In the entries that follow, how many lines contain "РУКАМИ"? Answer with the number only.

- _Extracted data entries_:
-*-

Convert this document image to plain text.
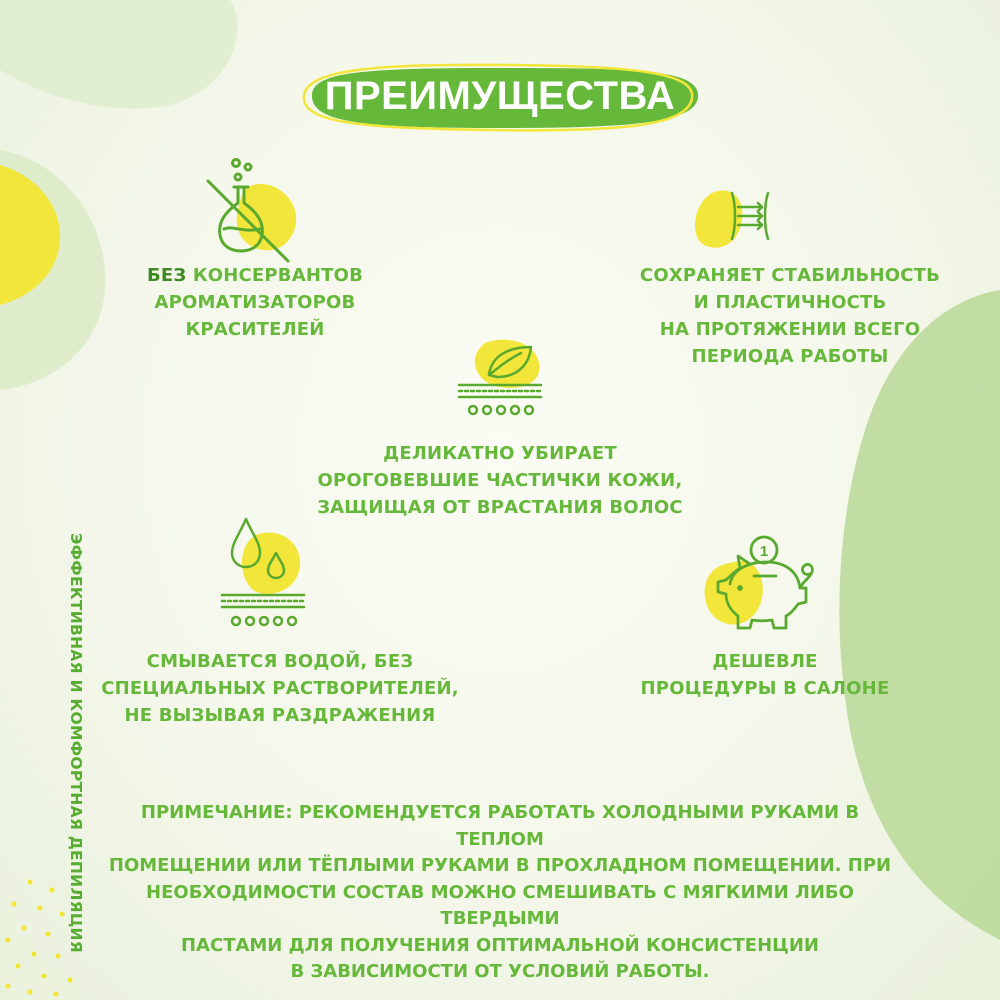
ПРЕИМУЩЕСТВА
БЕЗ КОНСЕРВАНТОВ
АРОМАТИЗАТОРОВ
КРАСИТЕЛЕЙ
СОХРАНЯЕТ СТАБИЛЬНОСТЬ
И ПЛАСТИЧНОСТЬ
НА ПРОТЯЖЕНИИ ВСЕГО
ПЕРИОДА РАБОТЫ
ДЕЛИКАТНО УБИРАЕТ
ОРОГОВЕВШИЕ ЧАСТИЧКИ КОЖИ,
ЗАЩИЩАЯ ОТ ВРАСТАНИЯ ВОЛОС
СМЫВАЕТСЯ ВОДОЙ, БЕЗ
СПЕЦИАЛЬНЫХ РАСТВОРИТЕЛЕЙ,
НЕ ВЫЗЫВАЯ РАЗДРАЖЕНИЯ
1
ДЕШЕВЛЕ
ПРОЦЕДУРЫ В САЛОНЕ
ПРИМЕЧАНИЕ: РЕКОМЕНДУЕТСЯ РАБОТАТЬ ХОЛОДНЫМИ РУКАМИ В ТЕПЛОМ
ПОМЕЩЕНИИ ИЛИ ТЁПЛЫМИ РУКАМИ В ПРОХЛАДНОМ ПОМЕЩЕНИИ. ПРИ
НЕОБХОДИМОСТИ СОСТАВ МОЖНО СМЕШИВАТЬ С МЯГКИМИ ЛИБО ТВЕРДЫМИ
ПАСТАМИ ДЛЯ ПОЛУЧЕНИЯ ОПТИМАЛЬНОЙ КОНСИСТЕНЦИИ
В ЗАВИСИМОСТИ ОТ УСЛОВИЙ РАБОТЫ.
ЭФФЕКТИВНАЯ И КОМФОРТНАЯ ДЕПИЛЯЦИЯ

-*-

- _COMPLETE RESPONSE_: 2